#### Document text
+ + + +
Other metrics may also be employed including direct measurements of the frequencies of the energy peaks, a determination of the relative energy invested in the energy peaks, by comparing a peak value with low average value of energy, (musical) tempo related metrics such as the relative duration of a segment of speech about an energy peak having pitch as compared with an adjacent or average duration of silence or unvoiced speech or as compared with an average duration of voiced speech portions. As previously mentioned, in some preferred embodiments one or more harmonic content metrics are constructed by counting frames with consonance and/or dissonance and/or sub-harmonics in the speech signal.

The above-described method of processing a speech signal to determine a degree of affective content may be employed for a number of purposes including, for example, to identify a speaker and/or a type of emotional content of the speech signal. As mentioned above, a user interface may be provided to enable the user to modify a degree of affective content of the speech signal to allow a degree of emotional content and/or a type of emotion in the speech signal to be modified.

In a related aspect the invention provides a speech affect processing system comprising: an input to receive a speech signal for analysis; an analysis system coupled to said input to analyse said speech signal using one or both of musical consonance and dissonance relations; and an output coupled to said analysis system to output speech analysis data representing an affective content of said speech signal using said one or both of musical consonance and musical dissonance relations.

The system may be employed, for example, for affect modification by modification of the harmonic content of the speech signal and/or for identification of a person or type or degree of emotion and/or for modifying a type or degree of emotion and/or for modifying the “identity” of a person (that is, for making one speaker sound like another).
+ + + +
#### Data section
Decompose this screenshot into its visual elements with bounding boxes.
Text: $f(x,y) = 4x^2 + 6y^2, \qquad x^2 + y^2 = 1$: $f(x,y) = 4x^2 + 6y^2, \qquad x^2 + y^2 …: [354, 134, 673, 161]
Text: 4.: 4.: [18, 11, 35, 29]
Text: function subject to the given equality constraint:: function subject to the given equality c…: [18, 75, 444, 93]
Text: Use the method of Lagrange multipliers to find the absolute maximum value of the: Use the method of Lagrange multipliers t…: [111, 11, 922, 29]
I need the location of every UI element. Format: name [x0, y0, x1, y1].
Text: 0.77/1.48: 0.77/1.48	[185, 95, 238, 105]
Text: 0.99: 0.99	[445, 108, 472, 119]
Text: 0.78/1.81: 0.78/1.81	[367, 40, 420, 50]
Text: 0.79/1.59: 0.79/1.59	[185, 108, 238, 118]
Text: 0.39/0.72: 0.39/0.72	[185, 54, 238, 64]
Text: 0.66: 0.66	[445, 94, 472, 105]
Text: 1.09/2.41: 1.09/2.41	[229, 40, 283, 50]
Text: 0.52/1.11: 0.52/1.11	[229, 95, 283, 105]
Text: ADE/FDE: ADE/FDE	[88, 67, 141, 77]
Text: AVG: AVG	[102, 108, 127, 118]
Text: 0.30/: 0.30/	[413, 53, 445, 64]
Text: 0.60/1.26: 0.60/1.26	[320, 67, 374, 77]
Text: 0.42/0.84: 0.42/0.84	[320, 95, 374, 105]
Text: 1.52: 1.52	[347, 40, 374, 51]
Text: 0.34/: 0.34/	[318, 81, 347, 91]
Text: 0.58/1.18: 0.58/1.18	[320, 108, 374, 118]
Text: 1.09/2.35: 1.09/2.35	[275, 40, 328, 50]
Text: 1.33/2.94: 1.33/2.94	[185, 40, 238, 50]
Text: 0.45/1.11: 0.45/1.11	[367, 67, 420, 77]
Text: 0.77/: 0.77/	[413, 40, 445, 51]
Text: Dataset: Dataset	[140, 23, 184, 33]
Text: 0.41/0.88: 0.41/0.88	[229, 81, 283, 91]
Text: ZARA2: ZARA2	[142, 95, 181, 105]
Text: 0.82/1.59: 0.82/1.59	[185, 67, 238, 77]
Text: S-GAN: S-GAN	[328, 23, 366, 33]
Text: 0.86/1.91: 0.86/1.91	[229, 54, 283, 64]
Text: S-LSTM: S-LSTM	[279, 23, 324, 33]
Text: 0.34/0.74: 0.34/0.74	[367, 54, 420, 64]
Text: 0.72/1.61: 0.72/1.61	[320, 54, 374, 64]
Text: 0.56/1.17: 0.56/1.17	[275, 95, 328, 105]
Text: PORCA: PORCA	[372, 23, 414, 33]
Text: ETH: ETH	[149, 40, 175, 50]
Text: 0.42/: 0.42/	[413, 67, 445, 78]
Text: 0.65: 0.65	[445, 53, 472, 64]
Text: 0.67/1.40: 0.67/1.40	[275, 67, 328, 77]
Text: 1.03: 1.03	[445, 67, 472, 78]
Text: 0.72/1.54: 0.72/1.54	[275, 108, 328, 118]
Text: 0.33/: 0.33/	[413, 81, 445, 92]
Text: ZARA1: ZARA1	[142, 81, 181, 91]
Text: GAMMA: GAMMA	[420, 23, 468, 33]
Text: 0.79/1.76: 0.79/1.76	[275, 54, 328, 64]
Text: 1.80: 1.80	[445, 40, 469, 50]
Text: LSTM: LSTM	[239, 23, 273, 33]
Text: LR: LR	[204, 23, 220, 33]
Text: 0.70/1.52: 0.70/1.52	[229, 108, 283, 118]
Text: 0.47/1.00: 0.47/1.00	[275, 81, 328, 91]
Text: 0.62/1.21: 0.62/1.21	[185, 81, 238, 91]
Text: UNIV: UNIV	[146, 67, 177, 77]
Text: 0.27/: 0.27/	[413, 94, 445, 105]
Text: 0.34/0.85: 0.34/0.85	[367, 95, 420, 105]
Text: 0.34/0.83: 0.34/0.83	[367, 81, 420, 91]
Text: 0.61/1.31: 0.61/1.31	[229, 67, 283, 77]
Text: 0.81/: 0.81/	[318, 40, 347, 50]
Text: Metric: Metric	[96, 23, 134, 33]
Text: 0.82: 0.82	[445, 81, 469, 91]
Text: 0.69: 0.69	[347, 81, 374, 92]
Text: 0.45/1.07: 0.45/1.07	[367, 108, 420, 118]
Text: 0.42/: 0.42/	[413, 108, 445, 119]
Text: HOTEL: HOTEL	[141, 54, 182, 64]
+ + + +
#### Task set
1. Rewrite the paragraph of the speech analysis text that begins "The system may be employed" as a short bulleted list, keeping its main facts.
2. Print the part of the speech analysis text that begins at the words "In a related" and stops after "sound like another).".

#### Answers for this exercise
1.
The system may be used for:
- affect modification, by changing the harmonic content of the speech signal
- identifying a person, or a type or degree of emotion
- modifying a type or degree of emotion
- modifying a person's "identity," making one speaker sound like another

2.
In a related aspect the invention provides a speech affect processing system comprising: an input to receive a speech signal for analysis; an analysis system coupled to said input to analyse said speech signal using one or both of musical consonance and dissonance relations; and an output coupled to said analysis system to output speech analysis data representing an affective content of said speech signal using said one or both of musical consonance and musical dissonance relations.

The system may be employed, for example, for affect modification by modification of the harmonic content of the speech signal and/or for identification of a person or type or degree of emotion and/or for modifying a type or degree of emotion and/or for modifying the “identity” of a person (that is, for making one speaker sound like another).